** Begin Data lines **

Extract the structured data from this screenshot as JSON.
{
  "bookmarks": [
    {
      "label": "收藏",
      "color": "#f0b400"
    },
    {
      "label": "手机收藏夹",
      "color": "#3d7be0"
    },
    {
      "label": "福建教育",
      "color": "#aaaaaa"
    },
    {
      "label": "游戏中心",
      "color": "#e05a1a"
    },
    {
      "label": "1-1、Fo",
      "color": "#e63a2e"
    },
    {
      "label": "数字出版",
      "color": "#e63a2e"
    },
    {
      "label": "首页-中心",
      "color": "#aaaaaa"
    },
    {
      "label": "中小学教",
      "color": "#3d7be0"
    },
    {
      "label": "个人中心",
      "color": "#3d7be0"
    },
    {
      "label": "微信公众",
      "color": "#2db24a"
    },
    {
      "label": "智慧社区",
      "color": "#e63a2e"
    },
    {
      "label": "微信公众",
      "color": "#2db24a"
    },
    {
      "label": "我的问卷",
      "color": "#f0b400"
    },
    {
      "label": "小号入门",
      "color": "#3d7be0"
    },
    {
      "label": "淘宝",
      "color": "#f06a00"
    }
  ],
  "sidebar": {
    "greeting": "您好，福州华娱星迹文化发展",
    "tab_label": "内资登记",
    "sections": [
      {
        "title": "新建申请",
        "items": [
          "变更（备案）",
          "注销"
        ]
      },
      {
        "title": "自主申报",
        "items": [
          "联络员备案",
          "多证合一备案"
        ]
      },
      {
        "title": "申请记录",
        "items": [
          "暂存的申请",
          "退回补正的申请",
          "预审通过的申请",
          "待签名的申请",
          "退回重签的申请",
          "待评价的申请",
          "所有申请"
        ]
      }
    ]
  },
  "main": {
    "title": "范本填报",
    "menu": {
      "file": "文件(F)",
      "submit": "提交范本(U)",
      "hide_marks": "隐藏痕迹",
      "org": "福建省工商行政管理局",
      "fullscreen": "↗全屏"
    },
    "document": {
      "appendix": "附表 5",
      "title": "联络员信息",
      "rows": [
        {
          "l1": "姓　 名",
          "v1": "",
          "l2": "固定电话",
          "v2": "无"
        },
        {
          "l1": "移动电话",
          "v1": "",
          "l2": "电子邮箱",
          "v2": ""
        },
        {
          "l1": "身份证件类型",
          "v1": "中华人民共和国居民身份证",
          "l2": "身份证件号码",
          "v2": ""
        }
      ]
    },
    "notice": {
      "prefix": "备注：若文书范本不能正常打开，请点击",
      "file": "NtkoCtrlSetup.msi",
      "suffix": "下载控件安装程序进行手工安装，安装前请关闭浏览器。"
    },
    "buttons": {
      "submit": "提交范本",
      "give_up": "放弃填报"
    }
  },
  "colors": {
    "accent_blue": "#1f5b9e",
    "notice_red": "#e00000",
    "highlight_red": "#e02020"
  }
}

** End Data lines **

Every line of the material must be returned exactly as it appears.

Extract the structured data from this screenshot as JSON.
{
  "bookmarks": [
    {
      "label": "收藏",
      "color": "#f0b400"
    },
    {
      "label": "手机收藏夹",
      "color": "#3d7be0"
    },
    {
      "label": "福建教育",
      "color": "#aaaaaa"
    },
    {
      "label": "游戏中心",
      "color": "#e05a1a"
    },
    {
      "label": "1-1、Fo",
      "color": "#e63a2e"
    },
    {
      "label": "数字出版",
      "color": "#e63a2e"
    },
    {
      "label": "首页-中心",
      "color": "#aaaaaa"
    },
    {
      "label": "中小学教",
      "color": "#3d7be0"
    },
    {
      "label": "个人中心",
      "color": "#3d7be0"
    },
    {
      "label": "微信公众",
      "color": "#2db24a"
    },
    {
      "label": "智慧社区",
      "color": "#e63a2e"
    },
    {
      "label": "微信公众",
      "color": "#2db24a"
    },
    {
      "label": "我的问卷",
      "color": "#f0b400"
    },
    {
      "label": "小号入门",
      "color": "#3d7be0"
    },
    {
      "label": "淘宝",
      "color": "#f06a00"
    }
  ],
  "sidebar": {
    "greeting": "您好，福州华娱星迹文化发展",
    "tab_label": "内资登记",
    "sections": [
      {
        "title": "新建申请",
        "items": [
          "变更（备案）",
          "注销"
        ]
      },
      {
        "title": "自主申报",
        "items": [
          "联络员备案",
          "多证合一备案"
        ]
      },
      {
        "title": "申请记录",
        "items": [
          "暂存的申请",
          "退回补正的申请",
          "预审通过的申请",
          "待签名的申请",
          "退回重签的申请",
          "待评价的申请",
          "所有申请"
        ]
      }
    ]
  },
  "main": {
    "title": "范本填报",
    "menu": {
      "file": "文件(F)",
      "submit": "提交范本(U)",
      "hide_marks": "隐藏痕迹",
      "org": "福建省工商行政管理局",
      "fullscreen": "↗全屏"
    },
    "document": {
      "appendix": "附表 5",
      "title": "联络员信息",
      "rows": [
        {
          "l1": "姓　 名",
          "v1": "",
          "l2": "固定电话",
          "v2": "无"
        },
        {
          "l1": "移动电话",
          "v1": "",
          "l2": "电子邮箱",
          "v2": ""
        },
        {
          "l1": "身份证件类型",
          "v1": "中华人民共和国居民身份证",
          "l2": "身份证件号码",
          "v2": ""
        }
      ]
    },
    "notice": {
      "prefix": "备注：若文书范本不能正常打开，请点击",
      "file": "NtkoCtrlSetup.msi",
      "suffix": "下载控件安装程序进行手工安装，安装前请关闭浏览器。"
    },
    "buttons": {
      "submit": "提交范本",
      "give_up": "放弃填报"
    }
  },
  "colors": {
    "accent_blue": "#1f5b9e",
    "notice_red": "#e00000",
    "highlight_red": "#e02020"
  }
}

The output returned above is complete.